**Extract**
☆ ☆ ☆ ☆ ☆

Today we see the purest expression of this ancient alliance in yeast cells, considered the most "primitive" of eukaryotic cells but no less worth toasting for that. Yeast cells have their distinctive aerobic and anaerobic phases: the first phase begins to bubble your beer, the second ferments it. But all eukaryotic cells carry living proof of the primal alliance. Look at any one of your body cells under a powerful microscope, and find the mitochondria, the striped, sausage-shaped bodies where oxygen is burned and food molecules are transformed into energy packets, to be stored or spent as needed. Those mitochondria are the descendants of formerly free-swimming cells; and though they have long since forsaken the means to survive on their own, mitochondria keep pieces of past freedom in their small stash of genes. Mitochondrial DNA is distinct from the much larger cell genome stored in the nucleus, and its limited number of genes encode proteins devoted mostly to aerobic affairs and energy production. No other component of our large, crowded cells has even this modest measure of genomic autonomy. The mitochondrial exception was written into the original eukaryotic compromise, and through more than a billion years of evolution it has never been broken.

There were other early instances of a cellular pooling of talents. Today's plant cells are thought to be the result of an ancient encounter between a cyanobacterial cell, with its priceless sun-eating chemistry set, and an aerobic cell that could make good on the oxygen wealth in the air. True to the terms of that paleocoupling, modern plants live a Jekyll-and-Hyde sort of life. During the day, when solar energy galvanizes their photosynthetic machinery, plants breathe in carbon dioxide, make their sugars, and exhale oxygen gas, in a manner reminiscent of cyanobacteria. But at night, plants take small amounts of that oxygen
back, reabsorbing the gas through diffusion and using it to help transport their homemade food plantwide.

☆ ☆ ☆ ☆ ☆

(Collected data)
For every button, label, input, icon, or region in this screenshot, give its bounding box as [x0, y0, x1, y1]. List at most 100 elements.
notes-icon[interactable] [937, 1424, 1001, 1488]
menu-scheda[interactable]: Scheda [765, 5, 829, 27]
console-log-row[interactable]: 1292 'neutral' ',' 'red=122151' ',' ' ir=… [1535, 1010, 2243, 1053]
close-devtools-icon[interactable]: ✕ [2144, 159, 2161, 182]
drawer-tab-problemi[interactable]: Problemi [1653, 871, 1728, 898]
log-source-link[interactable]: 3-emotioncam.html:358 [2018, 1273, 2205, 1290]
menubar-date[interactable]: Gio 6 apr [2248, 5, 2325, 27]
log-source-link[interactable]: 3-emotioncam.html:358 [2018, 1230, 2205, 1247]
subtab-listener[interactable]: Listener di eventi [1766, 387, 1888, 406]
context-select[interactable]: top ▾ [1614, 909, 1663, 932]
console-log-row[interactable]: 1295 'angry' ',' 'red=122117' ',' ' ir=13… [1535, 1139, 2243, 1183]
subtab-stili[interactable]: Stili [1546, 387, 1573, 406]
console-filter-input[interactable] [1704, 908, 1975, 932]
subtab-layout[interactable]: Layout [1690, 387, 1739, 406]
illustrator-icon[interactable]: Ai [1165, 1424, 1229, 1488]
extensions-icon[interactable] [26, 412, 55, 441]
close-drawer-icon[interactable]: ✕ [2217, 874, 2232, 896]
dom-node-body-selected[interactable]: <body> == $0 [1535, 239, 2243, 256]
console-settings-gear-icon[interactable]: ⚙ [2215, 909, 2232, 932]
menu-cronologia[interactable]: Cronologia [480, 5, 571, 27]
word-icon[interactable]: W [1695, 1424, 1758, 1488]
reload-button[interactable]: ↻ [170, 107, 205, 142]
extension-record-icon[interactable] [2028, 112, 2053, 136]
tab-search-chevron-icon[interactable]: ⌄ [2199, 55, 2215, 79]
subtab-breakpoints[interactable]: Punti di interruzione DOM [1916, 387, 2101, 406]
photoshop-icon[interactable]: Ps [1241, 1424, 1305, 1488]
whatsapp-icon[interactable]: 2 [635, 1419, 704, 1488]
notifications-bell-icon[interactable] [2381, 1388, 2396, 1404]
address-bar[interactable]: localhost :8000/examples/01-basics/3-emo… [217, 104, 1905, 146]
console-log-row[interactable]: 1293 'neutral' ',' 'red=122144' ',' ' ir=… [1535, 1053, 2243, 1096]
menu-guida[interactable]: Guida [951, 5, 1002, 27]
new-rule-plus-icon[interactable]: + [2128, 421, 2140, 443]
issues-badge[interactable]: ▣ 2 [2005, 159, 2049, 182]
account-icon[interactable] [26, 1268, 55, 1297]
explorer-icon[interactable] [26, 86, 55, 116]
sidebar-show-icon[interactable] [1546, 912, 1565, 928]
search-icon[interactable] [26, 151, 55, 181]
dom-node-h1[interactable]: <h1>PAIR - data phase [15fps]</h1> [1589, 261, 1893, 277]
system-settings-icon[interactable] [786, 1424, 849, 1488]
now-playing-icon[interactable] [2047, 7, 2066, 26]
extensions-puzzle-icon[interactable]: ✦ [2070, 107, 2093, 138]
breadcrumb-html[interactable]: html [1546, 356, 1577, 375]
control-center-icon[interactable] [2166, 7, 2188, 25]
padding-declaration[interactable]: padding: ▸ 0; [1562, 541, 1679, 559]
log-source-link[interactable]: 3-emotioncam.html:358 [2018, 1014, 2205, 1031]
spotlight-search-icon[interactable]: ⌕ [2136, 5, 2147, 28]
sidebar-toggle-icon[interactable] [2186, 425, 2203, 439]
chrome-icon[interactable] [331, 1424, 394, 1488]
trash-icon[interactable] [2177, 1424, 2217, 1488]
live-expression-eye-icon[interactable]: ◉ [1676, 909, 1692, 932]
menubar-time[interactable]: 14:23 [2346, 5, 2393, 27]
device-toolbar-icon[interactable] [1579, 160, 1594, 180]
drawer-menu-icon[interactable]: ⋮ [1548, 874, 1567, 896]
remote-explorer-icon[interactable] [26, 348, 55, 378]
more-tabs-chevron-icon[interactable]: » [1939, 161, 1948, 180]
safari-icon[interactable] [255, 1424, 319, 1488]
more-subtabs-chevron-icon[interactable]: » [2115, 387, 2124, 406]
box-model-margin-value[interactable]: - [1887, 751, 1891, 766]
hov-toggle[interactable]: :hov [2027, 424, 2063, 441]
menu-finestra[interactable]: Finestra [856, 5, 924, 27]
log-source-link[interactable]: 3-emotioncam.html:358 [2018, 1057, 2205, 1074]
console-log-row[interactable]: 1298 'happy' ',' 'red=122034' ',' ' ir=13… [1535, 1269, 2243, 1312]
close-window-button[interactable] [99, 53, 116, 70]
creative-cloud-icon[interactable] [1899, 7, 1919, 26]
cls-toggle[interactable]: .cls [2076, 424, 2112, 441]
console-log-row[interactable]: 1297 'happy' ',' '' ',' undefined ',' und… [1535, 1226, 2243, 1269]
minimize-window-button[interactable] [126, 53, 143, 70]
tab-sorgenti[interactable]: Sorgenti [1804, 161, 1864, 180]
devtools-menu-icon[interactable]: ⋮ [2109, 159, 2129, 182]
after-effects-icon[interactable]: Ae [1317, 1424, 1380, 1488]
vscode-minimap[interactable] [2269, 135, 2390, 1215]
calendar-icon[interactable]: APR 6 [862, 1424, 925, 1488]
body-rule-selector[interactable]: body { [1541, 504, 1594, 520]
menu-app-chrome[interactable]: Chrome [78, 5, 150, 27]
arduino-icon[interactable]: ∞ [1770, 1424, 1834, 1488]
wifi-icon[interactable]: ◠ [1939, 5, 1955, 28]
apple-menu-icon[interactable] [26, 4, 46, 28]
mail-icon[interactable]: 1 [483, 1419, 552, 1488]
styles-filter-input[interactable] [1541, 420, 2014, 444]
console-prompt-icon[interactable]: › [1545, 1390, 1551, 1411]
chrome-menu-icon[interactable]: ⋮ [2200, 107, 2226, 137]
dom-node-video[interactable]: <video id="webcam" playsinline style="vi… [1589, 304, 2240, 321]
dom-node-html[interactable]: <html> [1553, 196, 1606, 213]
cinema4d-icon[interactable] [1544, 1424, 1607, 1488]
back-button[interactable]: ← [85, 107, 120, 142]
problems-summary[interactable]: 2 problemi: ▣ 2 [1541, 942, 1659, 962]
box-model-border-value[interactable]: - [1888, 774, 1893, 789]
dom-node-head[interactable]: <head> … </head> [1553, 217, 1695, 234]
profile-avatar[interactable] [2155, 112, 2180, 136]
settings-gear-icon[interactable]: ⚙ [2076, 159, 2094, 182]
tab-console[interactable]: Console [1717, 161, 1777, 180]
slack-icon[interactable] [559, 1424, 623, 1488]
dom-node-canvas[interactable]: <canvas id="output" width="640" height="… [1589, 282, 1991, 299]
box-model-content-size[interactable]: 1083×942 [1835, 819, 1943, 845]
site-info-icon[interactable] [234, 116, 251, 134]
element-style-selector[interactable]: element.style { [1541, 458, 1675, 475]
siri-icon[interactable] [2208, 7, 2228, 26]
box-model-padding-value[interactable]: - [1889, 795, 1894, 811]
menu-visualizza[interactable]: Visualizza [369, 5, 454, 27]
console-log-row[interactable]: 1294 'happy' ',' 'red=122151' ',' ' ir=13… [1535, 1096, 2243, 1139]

☆ ☆ ☆ ☆ ☆

**Work order 1**
Write out the stretch of the cell-evolution passage from "There were other" through "homemade food plantwide.", word for word.
**Work order 2**
In the cell-evolution passage, what are mitochondria said to be descended from?
**Work order 3**
List each thing the cell-evolution passage says plants do during the day.

**Worked solution 1**
There were other early instances of a cellular pooling of talents. Today's plant cells are thought to be the result of an ancient encounter between a cyanobacterial cell, with its priceless sun-eating chemistry set, and an aerobic cell that could make good on the oxygen wealth in the air. True to the terms of that paleocoupling, modern plants live a Jekyll-and-Hyde sort of life. During the day, when solar energy galvanizes their photosynthetic machinery, plants breathe in carbon dioxide, make their sugars, and exhale oxygen gas, in a manner reminiscent of cyanobacteria. But at night, plants take small amounts of that oxygen
back, reabsorbing the gas through diffusion and using it to help transport their homemade food plantwide.

**Worked solution 2**
Formerly free-swimming cells.

**Worked solution 3**
- Breathe in carbon dioxide
- Make their sugars
- Exhale oxygen gas